# [Исходный отрывок]
Первый и третий из этих братьев носят имена, отчасти созвучные соответствующим по очередности Кию и Хориву. Область «Палуни» перекликается с «полянами» и по названию, и потому, что там вроде бы «простор для охоты» (ср. «бяху ловяще зверь»). К тому же и здесь имеется контакт с неким правителем (ср. сомнительный визит Кия к «цесарю»). Так что связь этого эпизода с летописным рассказом и в самом деле не исключена. Этноним «инды» напоминает одно из предположительных именований славян - «венды» или «венеды». ЕСЛИ речь в этом отрывке действительно о полянской земле и о Кие, то отметим три обстоятельства. Во-первых, здесь изображается некий конфликт: отцы трех братьев убиты самим этим Валаршаком. К сыновьям он, впрочем, – поскольку наделил их «властью», - относится благосклонно, при том, что они, со своей стороны, принимая его дар, в то же время чтят память отцов, которых он погубил (ибо дают их имена воздвигаемым кумирам). Странноватые коллизии, но мало ли что бывает…  Во-вторых, поскольку отцов – двое, то получается, что один из этих трех братьев  - сводный. Наконец, в-третьих. Если имел место перенос легенды, то имя армянского царя Валаршака здесь лишь условно; но назван все же именно он. Почему? Вероятнее всего - потому что это было во времена его правления в Армении. Если так, то у нас есть вариант приблизительного датирования: вторая половина 4-го столетия. Валаршак был соправителем армянского царя Аршака в 380-386 гг. (125) А конец 4-го столетия и начало 5-го - эпоха очень знаменательная и увековеченная в целом ряде преданий: и в «Песни о Нибелунгах» (где фигурирует Этцель, т. е. Аттила), и в целом ряде скандинавских источников, восходящих к сказаниям восточноевропейских готов.

# [Цель]
Ответьте на три вопроса по исходному отрывку:
1. Какие предположительные именования славян напоминает этноним «инды»?
2. Кем убиты отцы трех братьев?
3. В какие годы Валаршак был соправителем армянского царя Аршака?

# [Листинг]
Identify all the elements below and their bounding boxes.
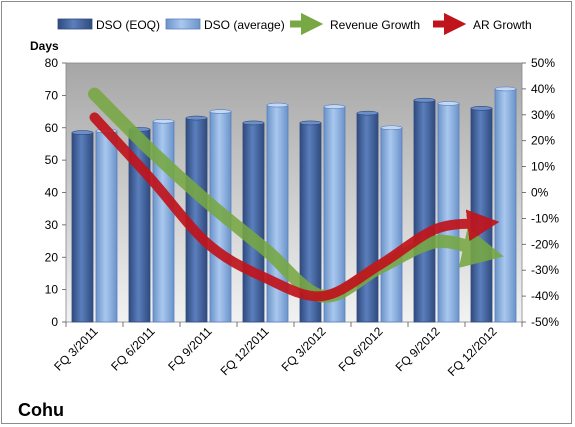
bar-top-dso-avg-5 — [323, 104, 346, 110]
bar-top-dso-eoq-4 — [242, 120, 265, 126]
y-right-tick-label: 0% — [531, 186, 549, 200]
bar-dso-eoq-1 — [71, 132, 94, 323]
y-left-tick-label: 10 — [45, 283, 59, 297]
y-right-tick-label: -30% — [531, 263, 559, 277]
bar-top-dso-eoq-1 — [71, 130, 94, 135]
y-left-tick-label: 50 — [45, 153, 59, 167]
bar-top-dso-eoq-8 — [470, 106, 493, 111]
y-left-tick-label: 80 — [45, 56, 59, 70]
y-left-tick-label: 0 — [51, 315, 58, 329]
bar-dso-eoq-4 — [242, 122, 265, 323]
y-right-tick-label: 40% — [531, 82, 555, 96]
y-left-tick-label: 60 — [45, 121, 59, 135]
bar-top-dso-avg-2 — [152, 118, 175, 124]
y-left-tick-label: 70 — [45, 88, 59, 102]
bar-top-dso-avg-3 — [209, 109, 232, 114]
x-tick-label: FQ 3/2012 — [279, 324, 329, 374]
lines-layer — [88, 87, 504, 303]
legend-swatch-dso-eoq — [57, 18, 93, 30]
bar-dso-avg-8 — [494, 88, 517, 323]
bar-top-dso-eoq-7 — [413, 97, 436, 103]
x-tick-label: FQ 9/2012 — [393, 324, 443, 374]
legend-label-revenue-growth: Revenue Growth — [330, 18, 420, 32]
bar-top-dso-eoq-3 — [185, 115, 208, 121]
x-tick-label: FQ 3/2011 — [51, 324, 101, 374]
y-left-tick-label: 30 — [45, 218, 59, 232]
y-right-tick-label: -50% — [531, 315, 559, 329]
company-name: Cohu — [18, 400, 64, 420]
bar-top-dso-avg-4 — [266, 102, 289, 108]
y-left-tick-label: 20 — [45, 250, 59, 264]
x-tick-label: FQ 9/2011 — [165, 324, 215, 374]
bar-dso-avg-7 — [437, 103, 460, 323]
bar-top-dso-eoq-6 — [356, 110, 379, 116]
x-tick-label: FQ 6/2012 — [336, 324, 386, 374]
bar-top-dso-avg-8 — [494, 86, 517, 92]
y-right-tick-label: 50% — [531, 56, 555, 70]
bar-top-dso-avg-7 — [437, 101, 460, 106]
line-ar-growth — [89, 112, 500, 302]
bar-top-dso-eoq-5 — [299, 120, 322, 126]
line-revenue-growth — [88, 87, 504, 303]
x-tick-label: FQ 6/2011 — [108, 324, 158, 374]
legend-label-ar-growth: AR Growth — [473, 18, 532, 32]
legend-label-dso-eoq: DSO (EOQ) — [96, 18, 160, 32]
y-right-tick-label: 30% — [531, 108, 555, 122]
y-right-tick-label: 10% — [531, 160, 555, 174]
y-right-tick-label: 20% — [531, 134, 555, 148]
bar-top-dso-avg-6 — [380, 125, 403, 131]
bar-dso-avg-1 — [95, 130, 118, 323]
bar-dso-eoq-6 — [356, 112, 379, 323]
legend: DSO (EOQ) DSO (average) Revenue Growth A… — [57, 12, 532, 36]
y-axis-title: Days — [30, 39, 59, 53]
y-left-tick-label: 40 — [45, 186, 59, 200]
y-right-tick-label: -40% — [531, 289, 559, 303]
bar-dso-eoq-7 — [413, 99, 436, 323]
bar-dso-avg-6 — [380, 127, 403, 323]
x-tick-label: FQ 12/2011 — [218, 324, 272, 378]
x-tick-label: FQ 12/2012 — [445, 324, 500, 379]
legend-label-dso-avg: DSO (average) — [204, 18, 285, 32]
y-right-tick-label: -10% — [531, 211, 559, 225]
bar-dso-eoq-8 — [470, 107, 493, 323]
y-right-tick-label: -20% — [531, 237, 559, 251]
legend-swatch-dso-avg — [165, 18, 201, 30]
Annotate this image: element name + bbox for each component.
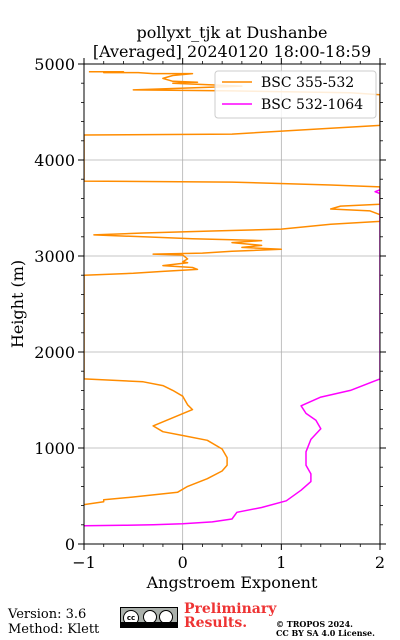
- plot-frame: [83, 63, 381, 545]
- x-tick-label: 2: [375, 553, 385, 572]
- method-label: Method: Klett: [8, 622, 100, 637]
- x-tick-label: 0: [178, 553, 188, 572]
- legend-box: [214, 70, 377, 119]
- y-tick-label: 3000: [34, 247, 75, 266]
- legend-label-bsc-355-532: BSC 355-532: [261, 75, 354, 91]
- copyright-line1: © TROPOS 2024.: [276, 619, 353, 629]
- chart-title-line1: pollyxt_tjk at Dushanbe: [136, 23, 327, 42]
- version-label: Version: 3.6: [8, 607, 87, 622]
- y-tick-label: 4000: [34, 151, 75, 170]
- x-axis-label: Angstroem Exponent: [146, 573, 318, 592]
- copyright-line2: CC BY SA 4.0 License.: [276, 628, 375, 638]
- legend-label-bsc-532-1064: BSC 532-1064: [261, 97, 363, 113]
- height-profile-chart: pollyxt_tjk at Dushanbe [Averaged] 20240…: [8, 23, 386, 592]
- y-tick-label: 5000: [34, 55, 75, 74]
- preliminary-line1: Preliminary: [184, 601, 277, 617]
- y-axis-label: Height (m): [8, 260, 27, 348]
- badge-strip: [121, 622, 177, 627]
- grid-lines: [84, 64, 380, 544]
- cc-by-sa-badge-icon: cc: [120, 607, 178, 628]
- preliminary-results-notice: Preliminary Results.: [184, 602, 276, 630]
- series-line-bsc-355-532: [84, 70, 380, 506]
- legend: BSC 355-532 BSC 532-1064: [214, 70, 377, 119]
- x-tick-label: −1: [72, 553, 96, 572]
- preliminary-line2: Results.: [184, 615, 248, 631]
- copyright-notice: © TROPOS 2024. CC BY SA 4.0 License.: [276, 620, 375, 638]
- y-tick-label: 0: [65, 535, 75, 554]
- y-tick-label: 2000: [34, 343, 75, 362]
- y-tick-label: 1000: [34, 439, 75, 458]
- chart-title-line2: [Averaged] 20240120 18:00-18:59: [93, 42, 371, 61]
- series-layer: [84, 70, 380, 527]
- x-tick-label: 1: [276, 553, 286, 572]
- series-line-bsc-532-1064: [84, 189, 380, 527]
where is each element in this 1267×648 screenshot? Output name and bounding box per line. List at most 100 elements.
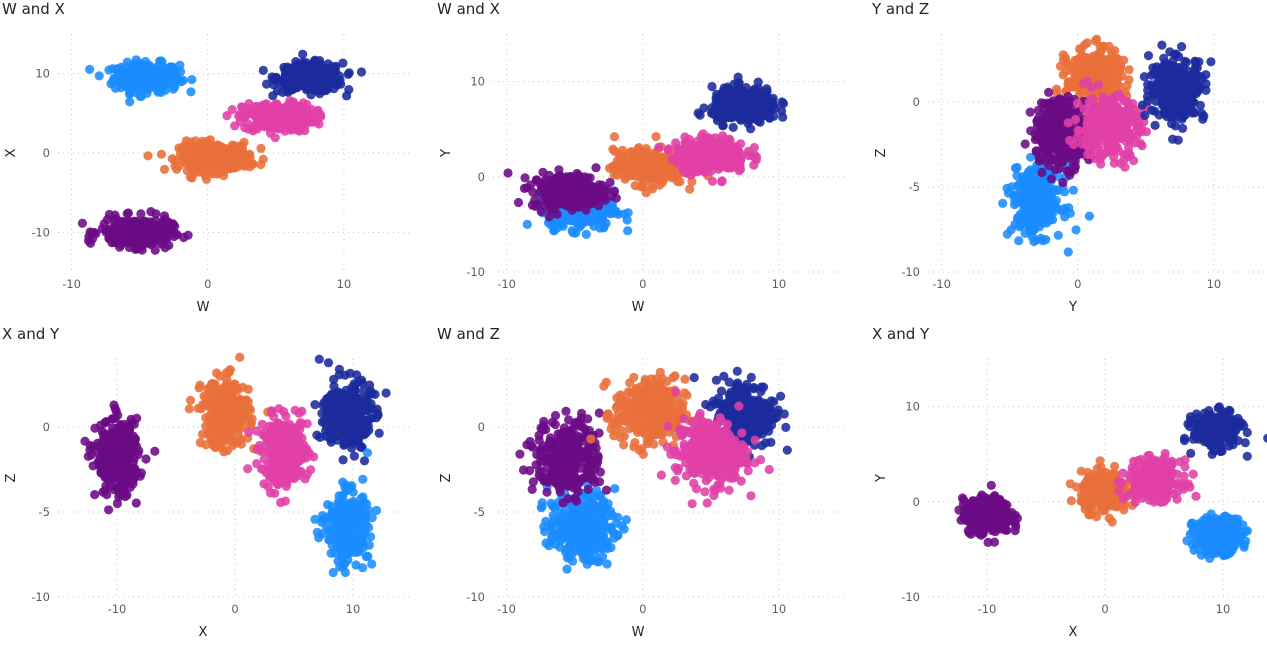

# [Результат задания]
1. «Венды» или «венеды».
2. Валаршаком.
3. В 380–386 гг.